GIVEN TASK :: Write out, word for word, the stretch of rows below that starts with the line containing "y-tick-label: 100: [336, 291, 357, 304]" and ends with the line containing "panel-title: Meridional Winds (warm", both of those lines included.

Spatial layout data
------------------------------------------------------------------------

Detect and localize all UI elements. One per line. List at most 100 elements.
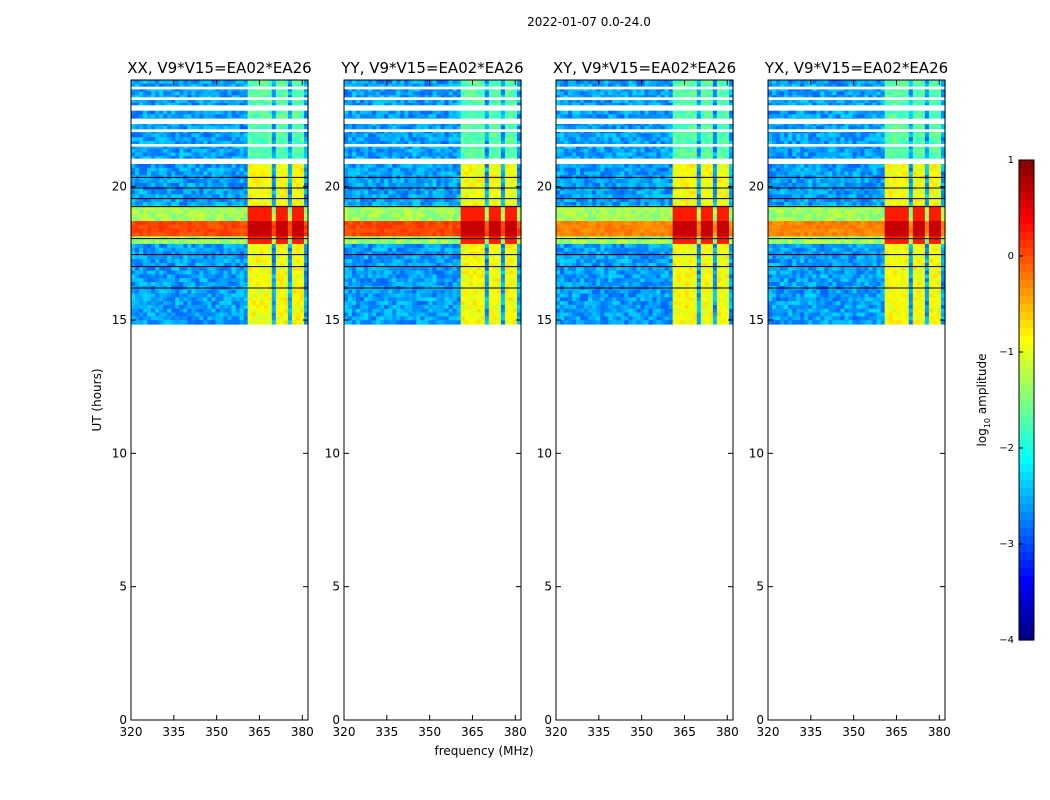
heatmap-cell: [392, 263, 397, 268]
heatmap-cell: [512, 182, 518, 188]
heatmap-cell: [175, 289, 180, 295]
heatmap-cell: [199, 274, 205, 279]
heatmap-cell: [436, 152, 442, 157]
heatmap-cell: [348, 213, 353, 218]
heatmap-cell: [356, 247, 361, 253]
heatmap-cell: [135, 274, 140, 279]
heatmap-cell: [227, 232, 233, 237]
heatmap-cell: [219, 137, 225, 142]
heatmap-cell: [243, 301, 249, 306]
heatmap-cell: [500, 221, 506, 226]
heatmap-cell: [408, 240, 413, 245]
heatmap-cell: [295, 270, 301, 276]
heatmap-cell: [175, 190, 180, 195]
heatmap-cell: [352, 133, 357, 138]
heatmap-cell: [384, 190, 389, 195]
heatmap-cell: [360, 209, 365, 215]
heatmap-cell: [295, 247, 301, 253]
heatmap-cell: [195, 133, 200, 138]
heatmap-cell: [135, 190, 140, 195]
heatmap-cell: [388, 125, 393, 131]
heatmap-cell: [372, 114, 377, 119]
heatmap-cell: [480, 137, 486, 142]
heatmap-cell: [255, 232, 261, 237]
heatmap-cell: [179, 163, 184, 169]
heatmap-cell: [488, 144, 494, 150]
heatmap-cell: [207, 87, 213, 93]
heatmap-cell: [235, 190, 241, 195]
heatmap-cell: [488, 121, 494, 127]
heatmap-cell: [207, 217, 213, 222]
heatmap-cell: [159, 232, 164, 237]
heatmap-cell: [464, 213, 470, 218]
heatmap-cell: [376, 179, 381, 184]
heatmap-cell: [456, 182, 462, 188]
heatmap-cell: [199, 266, 205, 272]
heatmap-cell: [412, 148, 418, 154]
heatmap-cell: [267, 114, 273, 119]
heatmap-cell: [187, 179, 192, 184]
heatmap-cell: [191, 247, 196, 253]
heatmap-cell: [251, 312, 257, 317]
heatmap-cell: [412, 114, 418, 119]
heatmap-cell: [255, 243, 261, 249]
heatmap-cell: [344, 228, 349, 234]
heatmap-cell: [291, 247, 297, 253]
heatmap-cell: [412, 110, 418, 115]
heatmap-cell: [299, 156, 305, 161]
flagged-row: [131, 158, 308, 164]
heatmap-cell: [255, 137, 261, 142]
heatmap-cell: [404, 255, 409, 260]
heatmap-cell: [147, 182, 152, 188]
heatmap-cell: [147, 308, 152, 314]
heatmap-cell: [159, 289, 164, 295]
heatmap-cell: [420, 99, 426, 104]
heatmap-cell: [235, 110, 241, 115]
heatmap-cell: [352, 259, 357, 264]
heatmap-cell: [155, 148, 160, 154]
heatmap-cell: [380, 91, 385, 96]
heatmap-cell: [440, 133, 446, 138]
heatmap-cell: [183, 251, 188, 256]
heatmap-cell: [291, 270, 297, 276]
heatmap-cell: [271, 224, 277, 230]
heatmap-cell: [388, 110, 393, 115]
heatmap-cell: [348, 137, 353, 142]
heatmap-cell: [295, 205, 301, 211]
heatmap-cell: [372, 259, 377, 264]
heatmap-cell: [444, 163, 450, 169]
heatmap-cell: [348, 156, 353, 161]
heatmap-cell: [195, 266, 200, 272]
heatmap-cell: [480, 141, 486, 146]
heatmap-cell: [183, 274, 188, 279]
heatmap-cell: [448, 87, 454, 93]
heatmap-cell: [247, 198, 253, 203]
heatmap-cell: [364, 221, 369, 226]
heatmap-cell: [344, 255, 349, 260]
heatmap-cell: [364, 228, 369, 234]
heatmap-cell: [231, 91, 237, 96]
heatmap-cell: [167, 80, 172, 85]
heatmap-cell: [227, 247, 233, 253]
heatmap-cell: [287, 167, 293, 173]
heatmap-cell: [376, 163, 381, 169]
heatmap-cell: [167, 167, 172, 173]
heatmap-cell: [476, 182, 482, 188]
heatmap-cell: [243, 148, 249, 154]
heatmap-cell: [139, 179, 144, 184]
heatmap-cell: [464, 186, 470, 192]
heatmap-cell: [392, 125, 397, 131]
heatmap-cell: [488, 190, 494, 195]
heatmap-cell: [380, 125, 385, 131]
heatmap-cell: [255, 198, 261, 203]
heatmap-cell: [428, 133, 434, 138]
heatmap-cell: [179, 125, 184, 131]
heatmap-cell: [271, 251, 277, 256]
heatmap-cell: [484, 186, 490, 192]
heatmap-cell: [500, 163, 506, 169]
heatmap-cell: [404, 259, 409, 264]
heatmap-cell: [392, 179, 397, 184]
heatmap-cell: [143, 259, 148, 264]
heatmap-cell: [207, 247, 213, 253]
heatmap-cell: [516, 102, 522, 108]
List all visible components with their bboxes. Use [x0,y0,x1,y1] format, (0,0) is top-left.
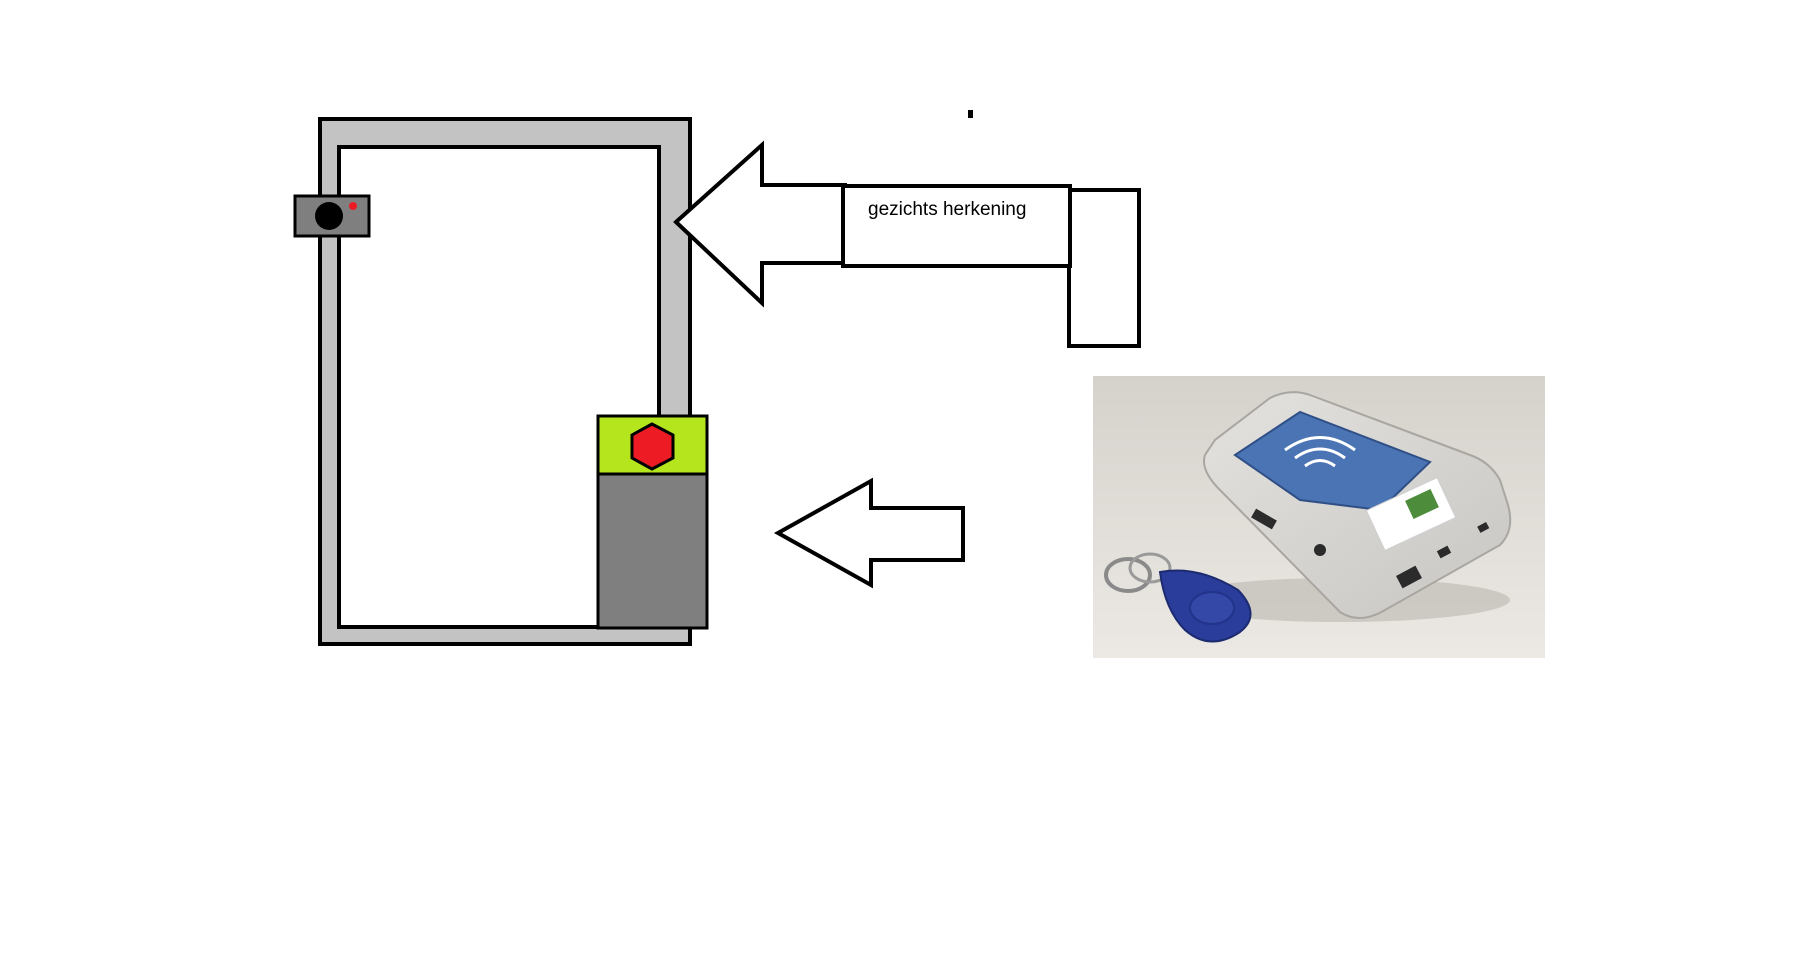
rfid-board [1233,410,1432,512]
usb-port-icon [1396,565,1422,589]
face-recognition-label: gezichts herkening [868,199,1027,220]
keyring-icon [1128,552,1172,584]
door [318,117,692,646]
audio-jack-icon [1314,544,1326,556]
antenna-icon [1304,459,1336,468]
usb-port-icon [1436,545,1452,559]
usb-port-icon [1477,522,1490,533]
rfid-reader-device [596,414,709,630]
camera-led-icon [349,202,357,210]
face-recognition-box [841,184,1072,268]
arrow-left-icon [673,140,847,308]
face-recognition-arrow [673,140,847,308]
hdmi-port-icon [1251,508,1277,530]
rfid-arrow [773,477,965,589]
antenna-icon [1284,436,1356,452]
stray-dot [968,110,973,118]
face-recognition-stand [1067,188,1141,348]
sticker-logo-icon [1405,489,1439,519]
keyfob-center [1189,591,1235,625]
reader-button-icon [630,422,675,471]
camera-lens-icon [315,202,343,230]
camera [293,194,371,238]
rfid-photo [1093,376,1545,658]
keyring-icon [1104,557,1152,593]
face-recognition-unit [841,184,1141,348]
antenna-icon [1294,447,1346,460]
arrow-left-icon [773,477,965,589]
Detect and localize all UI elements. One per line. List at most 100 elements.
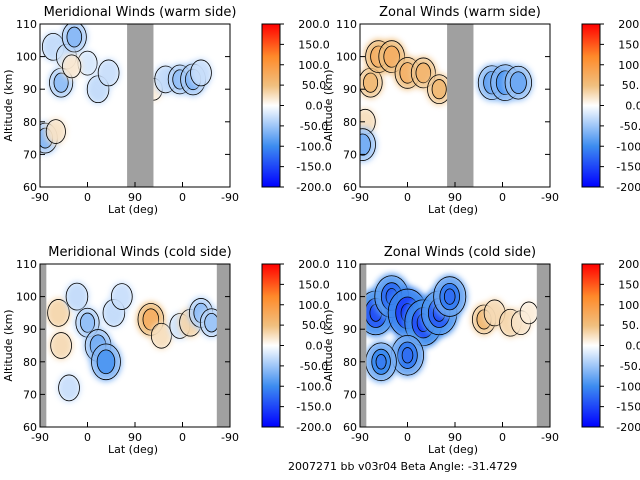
y-tick-label: 100: [336, 291, 357, 304]
x-tick-label: 90: [448, 431, 462, 444]
colorbar-tick-label: -50.0: [300, 360, 328, 373]
masked-region: [216, 264, 230, 427]
colorbar-tick-label: 50.0: [302, 79, 327, 92]
colorbar-tick-label: 200.0: [298, 258, 330, 271]
plot-area: [360, 264, 550, 427]
panel-title: Zonal Winds (warm side): [379, 5, 541, 20]
wind-feature: [49, 331, 73, 360]
panel-title: Meridional Winds (warm side): [44, 5, 237, 20]
wind-feature: [360, 126, 377, 163]
wind-feature: [431, 274, 468, 319]
panel-title: Meridional Winds (cold side): [48, 245, 231, 260]
panel-1: Meridional Winds (warm side) 60 70 80 90 100 1…: [2, 5, 332, 216]
colorbar-tick-label: 0.0: [625, 100, 640, 113]
colorbar-tick-label: -100.0: [616, 140, 640, 153]
x-tick-label: 90: [128, 191, 142, 204]
colorbar-tick-label: 200.0: [618, 258, 640, 271]
wind-feature: [97, 58, 121, 88]
y-tick-label: 110: [336, 258, 357, 271]
x-tick-label: -90: [31, 191, 49, 204]
x-tick-label: -90: [351, 191, 369, 204]
wind-feature: [61, 53, 82, 80]
x-axis-label: Lat (deg): [428, 443, 478, 456]
colorbar-tick-label: 150.0: [298, 278, 330, 291]
colorbar-tick-label: 200.0: [618, 18, 640, 31]
y-tick-label: 90: [23, 323, 37, 336]
x-tick-label: 0: [84, 191, 91, 204]
colorbar-tick-label: -100.0: [616, 380, 640, 393]
footer-label: 2007271 bb v03r04 Beta Angle: -31.4729: [288, 460, 517, 473]
y-tick-label: 100: [16, 51, 37, 64]
x-tick-label: 90: [128, 431, 142, 444]
wind-feature: [503, 64, 534, 101]
wind-feature: [360, 66, 384, 99]
y-tick-label: 70: [23, 148, 37, 161]
colorbar-tick-label: 200.0: [298, 18, 330, 31]
colorbar-tick-label: -50.0: [300, 120, 328, 133]
colorbar-tick-label: -150.0: [296, 161, 331, 174]
y-tick-label: 110: [16, 258, 37, 271]
colorbar-tick-label: -50.0: [620, 120, 640, 133]
x-tick-label: 0: [179, 191, 186, 204]
x-tick-label: 0: [179, 431, 186, 444]
panel-2: Zonal Winds (warm side) 60 70 80 90 100 110 Alt…: [322, 5, 640, 216]
y-tick-label: 110: [336, 18, 357, 31]
y-tick-label: 100: [16, 291, 37, 304]
colorbar-tick-label: 0.0: [305, 340, 323, 353]
x-tick-label: 0: [404, 191, 411, 204]
colorbar-tick-label: 100.0: [298, 299, 330, 312]
y-tick-label: 80: [23, 116, 37, 129]
wind-feature: [150, 321, 173, 350]
wind-feature: [64, 281, 89, 312]
x-tick-label: -90: [221, 191, 239, 204]
masked-region: [127, 24, 154, 187]
masked-region: [40, 264, 47, 427]
colorbar: 200.0 150.0 100.0 50.0 0.0 -50.0 -100.0 -150.0 -…: [261, 18, 332, 194]
y-axis-label: Altitude (km): [322, 309, 335, 381]
y-axis-label: Altitude (km): [2, 309, 15, 381]
colorbar-tick-label: -100.0: [296, 140, 331, 153]
colorbar-tick-label: -100.0: [296, 380, 331, 393]
y-axis-label: Altitude (km): [2, 69, 15, 141]
y-tick-label: 60: [343, 421, 357, 434]
colorbar: 200.0 150.0 100.0 50.0 0.0 -50.0 -100.0 -150.0 -…: [261, 258, 332, 434]
panel-title: Zonal Winds (cold side): [384, 245, 536, 260]
wind-feature: [189, 58, 213, 88]
y-tick-label: 60: [343, 181, 357, 194]
colorbar-tick-label: -150.0: [296, 401, 331, 414]
wind-feature: [426, 73, 453, 106]
wind-feature: [57, 373, 81, 403]
y-tick-label: 90: [343, 323, 357, 336]
y-tick-label: 70: [343, 148, 357, 161]
x-tick-label: -90: [541, 191, 559, 204]
colorbar: 200.0 150.0 100.0 50.0 0.0 -50.0 -100.0 -150.0 -…: [581, 258, 640, 434]
wind-feature: [389, 333, 426, 378]
y-tick-label: 100: [336, 51, 357, 64]
x-tick-label: 90: [448, 191, 462, 204]
y-tick-label: 70: [23, 388, 37, 401]
x-tick-label: 0: [84, 431, 91, 444]
y-tick-label: 60: [23, 421, 37, 434]
colorbar-tick-label: 0.0: [305, 100, 323, 113]
y-tick-label: 80: [343, 356, 357, 369]
colorbar-tick-label: 100.0: [298, 59, 330, 72]
colorbar-tick-label: 100.0: [618, 299, 640, 312]
x-tick-label: 0: [499, 431, 506, 444]
x-tick-label: -90: [351, 431, 369, 444]
wind-feature: [45, 118, 67, 145]
colorbar-tick-label: -200.0: [296, 181, 331, 194]
x-axis-label: Lat (deg): [108, 203, 158, 216]
colorbar-tick-label: -150.0: [616, 161, 640, 174]
x-tick-label: 0: [499, 191, 506, 204]
y-tick-label: 90: [23, 83, 37, 96]
x-axis-label: Lat (deg): [108, 443, 158, 456]
x-tick-label: -90: [31, 431, 49, 444]
wind-feature: [60, 24, 88, 54]
colorbar-tick-label: 150.0: [618, 38, 640, 51]
colorbar-tick-label: 50.0: [622, 319, 640, 332]
masked-region: [360, 264, 367, 427]
y-tick-label: 80: [23, 356, 37, 369]
colorbar-tick-label: 50.0: [622, 79, 640, 92]
y-tick-label: 80: [343, 116, 357, 129]
colorbar-tick-label: 150.0: [618, 278, 640, 291]
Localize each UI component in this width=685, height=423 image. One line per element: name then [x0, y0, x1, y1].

------------------------------------------------------------------------

ANSWER ::
y-tick-label: 100: [336, 291, 357, 304]
x-tick-label: 90: [448, 431, 462, 444]
colorbar-tick-label: -50.0: [300, 360, 328, 373]
masked-region: [216, 264, 230, 427]
colorbar-tick-label: 50.0: [302, 79, 327, 92]
colorbar-tick-label: 200.0: [298, 258, 330, 271]
plot-area: [360, 264, 550, 427]
panel-title: Zonal Winds (warm side): [379, 5, 541, 20]
wind-feature: [49, 331, 73, 360]
panel-title: Meridional Winds (warm side): [44, 5, 237, 20]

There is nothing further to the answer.